Problem to work on. Below is a listing to write out in full, exactly as given, without its pictures.
↓↓↓
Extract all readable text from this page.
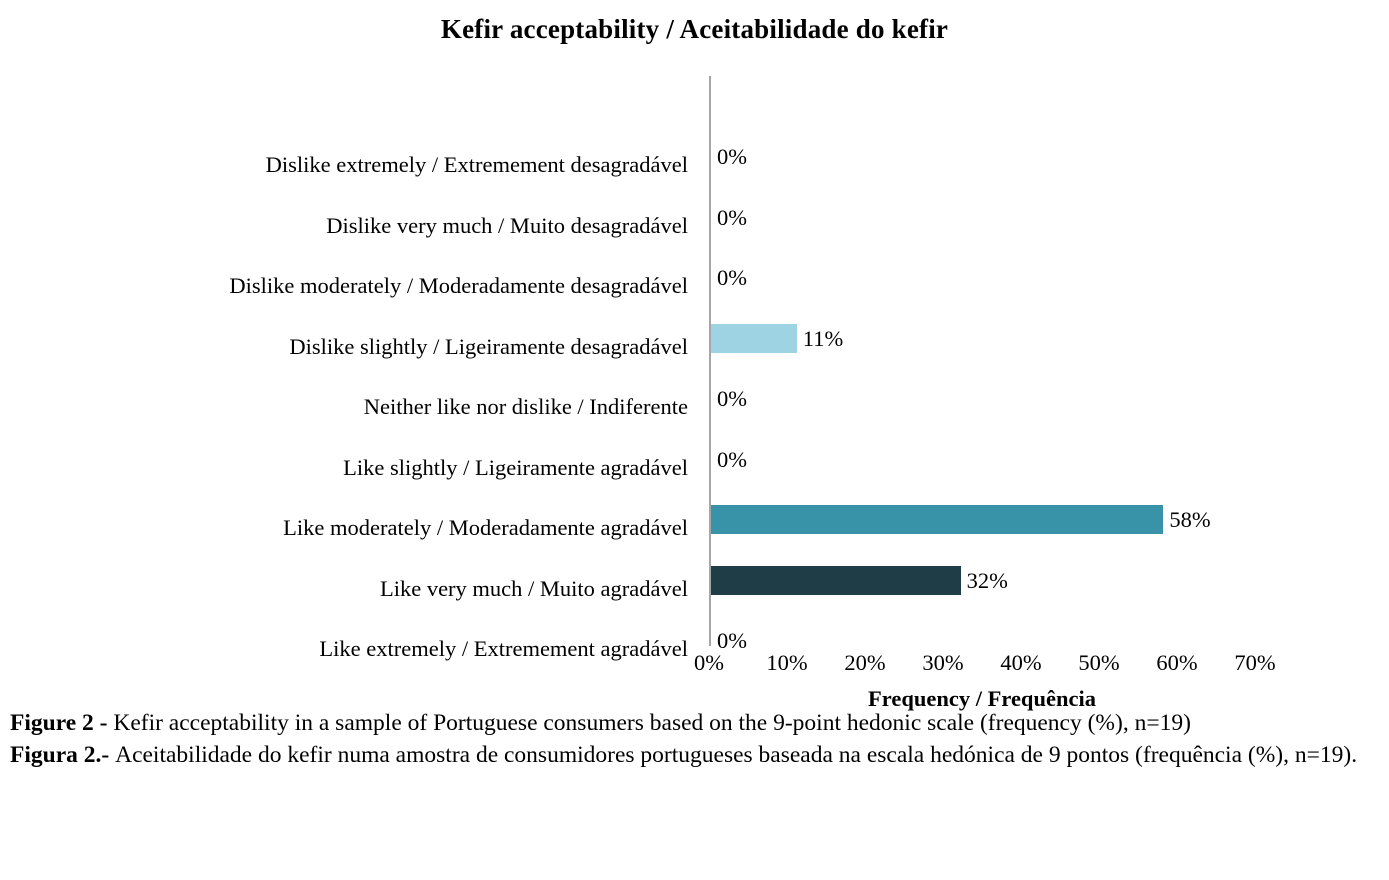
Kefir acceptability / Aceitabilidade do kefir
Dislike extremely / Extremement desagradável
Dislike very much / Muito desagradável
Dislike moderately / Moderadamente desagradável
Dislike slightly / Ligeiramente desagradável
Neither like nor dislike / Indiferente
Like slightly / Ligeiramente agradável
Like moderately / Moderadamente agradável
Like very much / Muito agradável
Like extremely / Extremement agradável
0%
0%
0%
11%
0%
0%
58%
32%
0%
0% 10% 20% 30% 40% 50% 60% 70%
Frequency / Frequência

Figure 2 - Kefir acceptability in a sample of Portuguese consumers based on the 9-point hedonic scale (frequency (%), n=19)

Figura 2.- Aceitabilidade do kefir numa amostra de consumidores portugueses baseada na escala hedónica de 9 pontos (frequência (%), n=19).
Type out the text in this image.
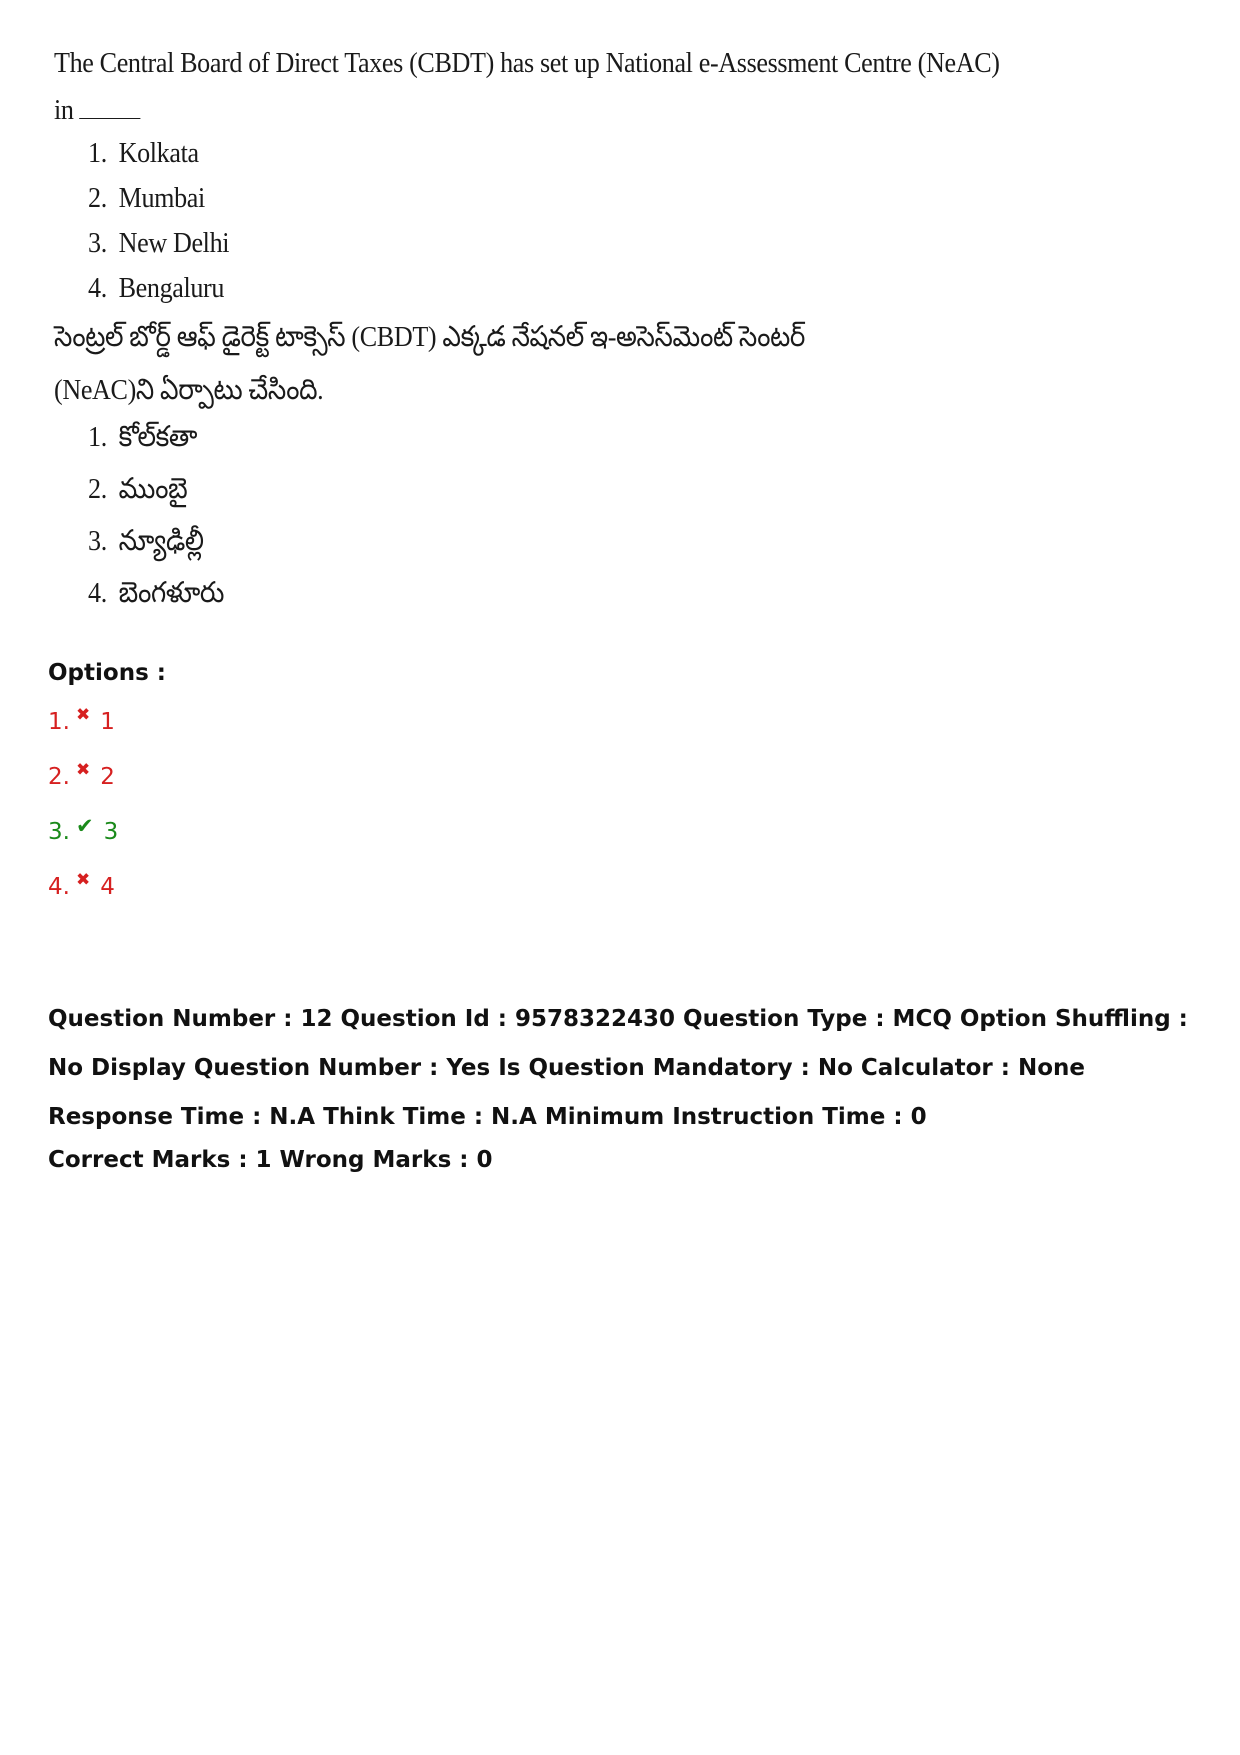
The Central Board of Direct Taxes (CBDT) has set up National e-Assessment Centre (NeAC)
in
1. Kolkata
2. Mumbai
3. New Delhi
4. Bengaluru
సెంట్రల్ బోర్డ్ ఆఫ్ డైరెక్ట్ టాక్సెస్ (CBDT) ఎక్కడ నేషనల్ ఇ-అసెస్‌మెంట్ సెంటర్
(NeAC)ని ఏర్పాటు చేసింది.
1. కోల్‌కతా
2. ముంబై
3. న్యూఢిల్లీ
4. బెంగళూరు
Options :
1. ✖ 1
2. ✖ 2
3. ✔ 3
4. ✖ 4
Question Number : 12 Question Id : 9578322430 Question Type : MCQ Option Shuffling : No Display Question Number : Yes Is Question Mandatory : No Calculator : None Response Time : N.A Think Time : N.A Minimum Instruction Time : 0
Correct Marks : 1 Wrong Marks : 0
↑↑↑
Result of the task.
Extract all readable text from this page.
Kefir acceptability / Aceitabilidade do kefir
Dislike extremely / Extremement desagradável
Dislike very much / Muito desagradável
Dislike moderately / Moderadamente desagradável
Dislike slightly / Ligeiramente desagradável
Neither like nor dislike / Indiferente
Like slightly / Ligeiramente agradável
Like moderately / Moderadamente agradável
Like very much / Muito agradável
Like extremely / Extremement agradável
0%
0%
0%
11%
0%
0%
58%
32%
0%
0% 10% 20% 30% 40% 50% 60% 70%
Frequency / Frequência

Figure 2 - Kefir acceptability in a sample of Portuguese consumers based on the 9-point hedonic scale (frequency (%), n=19)

Figura 2.- Aceitabilidade do kefir numa amostra de consumidores portugueses baseada na escala hedónica de 9 pontos (frequência (%), n=19).
Type out the text in this image.
The Central Board of Direct Taxes (CBDT) has set up National e-Assessment Centre (NeAC)
in
1. Kolkata
2. Mumbai
3. New Delhi
4. Bengaluru
సెంట్రల్ బోర్డ్ ఆఫ్ డైరెక్ట్ టాక్సెస్ (CBDT) ఎక్కడ నేషనల్ ఇ-అసెస్‌మెంట్ సెంటర్
(NeAC)ని ఏర్పాటు చేసింది.
1. కోల్‌కతా
2. ముంబై
3. న్యూఢిల్లీ
4. బెంగళూరు
Options :
1. ✖ 1
2. ✖ 2
3. ✔ 3
4. ✖ 4
Question Number : 12 Question Id : 9578322430 Question Type : MCQ Option Shuffling : No Display Question Number : Yes Is Question Mandatory : No Calculator : None Response Time : N.A Think Time : N.A Minimum Instruction Time : 0
Correct Marks : 1 Wrong Marks : 0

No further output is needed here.